▸ Extracts from a graphics dataset:
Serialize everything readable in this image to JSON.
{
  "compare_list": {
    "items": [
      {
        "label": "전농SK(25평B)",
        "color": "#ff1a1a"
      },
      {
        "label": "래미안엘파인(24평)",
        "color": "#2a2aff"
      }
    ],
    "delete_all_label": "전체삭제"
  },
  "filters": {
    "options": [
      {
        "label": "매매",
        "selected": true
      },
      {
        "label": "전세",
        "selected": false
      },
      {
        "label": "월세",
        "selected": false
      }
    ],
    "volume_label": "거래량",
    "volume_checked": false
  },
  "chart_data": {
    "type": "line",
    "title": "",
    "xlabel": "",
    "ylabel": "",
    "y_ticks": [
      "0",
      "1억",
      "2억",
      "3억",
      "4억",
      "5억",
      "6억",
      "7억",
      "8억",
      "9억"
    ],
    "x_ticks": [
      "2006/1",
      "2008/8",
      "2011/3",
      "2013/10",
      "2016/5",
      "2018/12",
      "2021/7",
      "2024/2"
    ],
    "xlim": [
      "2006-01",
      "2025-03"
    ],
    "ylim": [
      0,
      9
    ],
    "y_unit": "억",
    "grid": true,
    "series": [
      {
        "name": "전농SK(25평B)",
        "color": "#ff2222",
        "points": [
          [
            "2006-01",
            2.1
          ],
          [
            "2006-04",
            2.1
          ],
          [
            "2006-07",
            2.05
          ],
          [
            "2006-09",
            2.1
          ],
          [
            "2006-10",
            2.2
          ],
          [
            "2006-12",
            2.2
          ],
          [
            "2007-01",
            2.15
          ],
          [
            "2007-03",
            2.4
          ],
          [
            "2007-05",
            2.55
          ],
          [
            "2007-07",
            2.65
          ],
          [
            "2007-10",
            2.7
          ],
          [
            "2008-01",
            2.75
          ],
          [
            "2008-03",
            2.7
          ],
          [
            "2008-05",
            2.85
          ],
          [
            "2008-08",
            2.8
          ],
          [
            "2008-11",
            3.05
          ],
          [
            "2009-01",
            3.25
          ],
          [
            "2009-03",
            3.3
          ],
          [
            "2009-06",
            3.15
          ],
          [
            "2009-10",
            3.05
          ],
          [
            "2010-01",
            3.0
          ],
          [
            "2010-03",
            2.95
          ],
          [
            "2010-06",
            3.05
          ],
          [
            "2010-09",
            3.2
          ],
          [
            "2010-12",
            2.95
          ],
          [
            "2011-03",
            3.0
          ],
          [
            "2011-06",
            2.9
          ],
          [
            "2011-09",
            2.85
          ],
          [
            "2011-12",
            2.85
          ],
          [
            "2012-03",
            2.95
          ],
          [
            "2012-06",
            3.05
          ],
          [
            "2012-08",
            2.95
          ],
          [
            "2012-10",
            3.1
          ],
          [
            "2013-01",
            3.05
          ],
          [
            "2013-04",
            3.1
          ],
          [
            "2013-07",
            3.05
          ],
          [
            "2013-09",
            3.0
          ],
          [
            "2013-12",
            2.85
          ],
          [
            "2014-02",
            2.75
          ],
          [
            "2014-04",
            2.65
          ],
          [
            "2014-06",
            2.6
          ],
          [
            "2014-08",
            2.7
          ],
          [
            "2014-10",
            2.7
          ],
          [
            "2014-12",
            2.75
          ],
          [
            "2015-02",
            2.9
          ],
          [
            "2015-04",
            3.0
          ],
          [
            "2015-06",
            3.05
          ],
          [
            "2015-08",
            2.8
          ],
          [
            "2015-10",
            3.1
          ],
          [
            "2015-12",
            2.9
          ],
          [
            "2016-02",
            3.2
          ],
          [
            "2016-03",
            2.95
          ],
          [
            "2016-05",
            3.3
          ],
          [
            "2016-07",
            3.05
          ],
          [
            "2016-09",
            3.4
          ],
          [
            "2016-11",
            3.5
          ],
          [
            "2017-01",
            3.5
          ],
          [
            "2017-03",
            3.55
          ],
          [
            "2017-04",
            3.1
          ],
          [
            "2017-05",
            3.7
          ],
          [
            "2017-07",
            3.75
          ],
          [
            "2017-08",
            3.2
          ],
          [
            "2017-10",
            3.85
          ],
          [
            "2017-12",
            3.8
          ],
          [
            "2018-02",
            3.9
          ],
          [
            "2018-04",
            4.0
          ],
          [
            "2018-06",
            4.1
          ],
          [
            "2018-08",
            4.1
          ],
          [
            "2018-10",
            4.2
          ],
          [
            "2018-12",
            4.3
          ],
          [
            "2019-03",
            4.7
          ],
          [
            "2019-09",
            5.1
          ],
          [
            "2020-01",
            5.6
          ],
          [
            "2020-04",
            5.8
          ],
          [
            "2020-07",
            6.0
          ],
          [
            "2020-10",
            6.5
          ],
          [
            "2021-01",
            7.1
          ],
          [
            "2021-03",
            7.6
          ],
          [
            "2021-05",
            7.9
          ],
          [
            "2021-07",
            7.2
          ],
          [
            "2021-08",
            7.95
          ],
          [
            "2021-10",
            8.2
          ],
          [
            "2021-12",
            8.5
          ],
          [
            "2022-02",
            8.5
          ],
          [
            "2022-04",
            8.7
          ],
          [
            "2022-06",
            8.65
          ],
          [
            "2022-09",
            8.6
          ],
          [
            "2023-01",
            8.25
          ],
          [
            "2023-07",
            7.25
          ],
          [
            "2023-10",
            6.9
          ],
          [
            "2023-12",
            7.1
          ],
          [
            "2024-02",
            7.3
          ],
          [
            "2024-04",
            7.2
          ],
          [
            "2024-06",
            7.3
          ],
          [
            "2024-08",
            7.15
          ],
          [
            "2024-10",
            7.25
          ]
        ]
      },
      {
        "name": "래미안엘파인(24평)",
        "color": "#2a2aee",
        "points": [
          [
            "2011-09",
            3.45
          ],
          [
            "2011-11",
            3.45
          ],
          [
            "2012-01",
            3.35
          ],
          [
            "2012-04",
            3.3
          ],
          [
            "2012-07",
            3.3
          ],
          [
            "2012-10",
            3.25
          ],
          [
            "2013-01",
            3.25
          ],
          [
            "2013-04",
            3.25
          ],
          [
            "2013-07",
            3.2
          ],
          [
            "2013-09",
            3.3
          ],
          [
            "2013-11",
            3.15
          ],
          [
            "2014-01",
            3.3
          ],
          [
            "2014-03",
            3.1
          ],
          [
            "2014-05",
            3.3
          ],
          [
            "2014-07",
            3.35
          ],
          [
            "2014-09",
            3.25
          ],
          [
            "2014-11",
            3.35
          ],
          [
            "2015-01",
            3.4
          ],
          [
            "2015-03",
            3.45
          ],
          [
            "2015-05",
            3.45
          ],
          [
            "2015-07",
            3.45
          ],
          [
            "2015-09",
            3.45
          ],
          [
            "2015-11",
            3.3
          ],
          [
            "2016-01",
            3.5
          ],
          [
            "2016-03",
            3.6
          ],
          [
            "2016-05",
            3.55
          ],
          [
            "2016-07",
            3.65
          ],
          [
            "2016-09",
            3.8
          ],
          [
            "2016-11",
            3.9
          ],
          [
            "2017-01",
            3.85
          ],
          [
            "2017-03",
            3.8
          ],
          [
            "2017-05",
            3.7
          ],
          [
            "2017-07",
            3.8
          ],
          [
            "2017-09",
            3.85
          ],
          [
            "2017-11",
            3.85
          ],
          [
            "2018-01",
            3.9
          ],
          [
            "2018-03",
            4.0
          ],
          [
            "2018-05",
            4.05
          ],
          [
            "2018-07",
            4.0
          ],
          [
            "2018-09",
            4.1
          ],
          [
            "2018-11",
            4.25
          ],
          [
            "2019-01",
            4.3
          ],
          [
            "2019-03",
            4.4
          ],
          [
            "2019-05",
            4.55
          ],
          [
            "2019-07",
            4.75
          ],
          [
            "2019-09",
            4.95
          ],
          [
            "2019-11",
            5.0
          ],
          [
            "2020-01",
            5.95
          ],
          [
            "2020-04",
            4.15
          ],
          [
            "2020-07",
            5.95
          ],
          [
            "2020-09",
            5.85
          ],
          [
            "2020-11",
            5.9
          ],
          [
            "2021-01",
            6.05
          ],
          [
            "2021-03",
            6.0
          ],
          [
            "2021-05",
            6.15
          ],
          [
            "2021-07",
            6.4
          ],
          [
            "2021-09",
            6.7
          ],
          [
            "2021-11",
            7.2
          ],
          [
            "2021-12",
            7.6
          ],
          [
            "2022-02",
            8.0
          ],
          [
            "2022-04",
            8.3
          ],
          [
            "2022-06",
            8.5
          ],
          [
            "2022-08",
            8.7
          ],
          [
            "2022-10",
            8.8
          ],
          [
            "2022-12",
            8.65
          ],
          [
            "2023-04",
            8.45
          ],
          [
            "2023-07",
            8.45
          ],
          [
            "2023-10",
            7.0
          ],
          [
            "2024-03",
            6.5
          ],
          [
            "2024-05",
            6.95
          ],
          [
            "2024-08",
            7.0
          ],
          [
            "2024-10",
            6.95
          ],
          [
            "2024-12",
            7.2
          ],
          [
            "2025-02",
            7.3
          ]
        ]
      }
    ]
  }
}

--

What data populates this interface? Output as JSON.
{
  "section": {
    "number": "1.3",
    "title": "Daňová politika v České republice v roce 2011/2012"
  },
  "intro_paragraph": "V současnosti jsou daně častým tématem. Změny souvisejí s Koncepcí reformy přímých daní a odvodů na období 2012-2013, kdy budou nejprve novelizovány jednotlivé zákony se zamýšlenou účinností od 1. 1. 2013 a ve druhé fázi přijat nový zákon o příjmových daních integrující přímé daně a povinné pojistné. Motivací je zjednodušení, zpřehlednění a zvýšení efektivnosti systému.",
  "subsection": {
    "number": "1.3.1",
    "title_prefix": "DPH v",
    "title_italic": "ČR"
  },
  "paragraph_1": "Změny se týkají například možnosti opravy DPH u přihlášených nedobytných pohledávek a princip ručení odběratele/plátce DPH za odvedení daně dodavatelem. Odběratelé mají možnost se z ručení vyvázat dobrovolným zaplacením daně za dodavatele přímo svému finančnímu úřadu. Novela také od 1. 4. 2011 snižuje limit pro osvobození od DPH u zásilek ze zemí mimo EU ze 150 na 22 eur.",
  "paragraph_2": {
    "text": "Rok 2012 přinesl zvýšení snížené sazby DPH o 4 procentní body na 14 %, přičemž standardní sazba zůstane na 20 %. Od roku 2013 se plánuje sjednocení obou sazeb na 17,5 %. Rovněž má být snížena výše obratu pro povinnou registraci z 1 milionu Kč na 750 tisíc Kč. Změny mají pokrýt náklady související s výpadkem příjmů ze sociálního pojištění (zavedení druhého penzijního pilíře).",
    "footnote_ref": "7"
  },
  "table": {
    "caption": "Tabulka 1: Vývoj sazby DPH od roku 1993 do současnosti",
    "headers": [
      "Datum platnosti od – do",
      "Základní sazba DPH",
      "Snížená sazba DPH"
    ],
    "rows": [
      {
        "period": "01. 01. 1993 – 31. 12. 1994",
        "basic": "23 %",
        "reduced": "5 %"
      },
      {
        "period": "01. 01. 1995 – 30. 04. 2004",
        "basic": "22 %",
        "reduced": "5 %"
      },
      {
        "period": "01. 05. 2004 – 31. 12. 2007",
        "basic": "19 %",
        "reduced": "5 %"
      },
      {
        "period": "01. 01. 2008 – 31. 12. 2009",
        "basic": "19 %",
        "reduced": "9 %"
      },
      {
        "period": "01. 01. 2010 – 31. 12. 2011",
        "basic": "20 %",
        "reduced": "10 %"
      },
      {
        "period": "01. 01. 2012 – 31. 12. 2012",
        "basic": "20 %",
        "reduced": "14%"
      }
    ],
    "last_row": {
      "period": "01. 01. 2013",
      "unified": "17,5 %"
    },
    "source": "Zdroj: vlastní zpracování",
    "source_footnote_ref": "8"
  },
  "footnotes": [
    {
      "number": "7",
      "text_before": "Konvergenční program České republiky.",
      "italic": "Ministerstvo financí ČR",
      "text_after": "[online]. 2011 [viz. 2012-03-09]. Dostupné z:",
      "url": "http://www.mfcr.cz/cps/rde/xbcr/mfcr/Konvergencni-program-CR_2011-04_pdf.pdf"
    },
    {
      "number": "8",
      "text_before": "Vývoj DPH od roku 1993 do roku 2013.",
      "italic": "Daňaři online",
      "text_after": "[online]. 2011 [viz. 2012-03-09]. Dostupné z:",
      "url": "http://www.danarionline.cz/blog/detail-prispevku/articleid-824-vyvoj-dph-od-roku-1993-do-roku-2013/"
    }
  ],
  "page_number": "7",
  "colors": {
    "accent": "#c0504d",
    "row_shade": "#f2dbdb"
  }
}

▸ DIRECTIVE: Search the listing above for the string "sazby". Copy every line that contains it.

▸ RESULT OF THE TASK:
    "text": "Rok 2012 přinesl zvýšení snížené sazby DPH o 4 procentní body na 14 %, přičemž standardní sazba zůstane na 20 %. Od roku 2013 se plánuje sjednocení obou sazeb na 17,5 %. Rovněž má být snížena výše obratu pro povinnou registraci z 1 milionu Kč na 750 tisíc Kč. Změny mají pokrýt náklady související s výpadkem příjmů ze sociálního pojištění (zavedení druhého penzijního pilíře).",
    "caption": "Tabulka 1: Vývoj sazby DPH od roku 1993 do současnosti",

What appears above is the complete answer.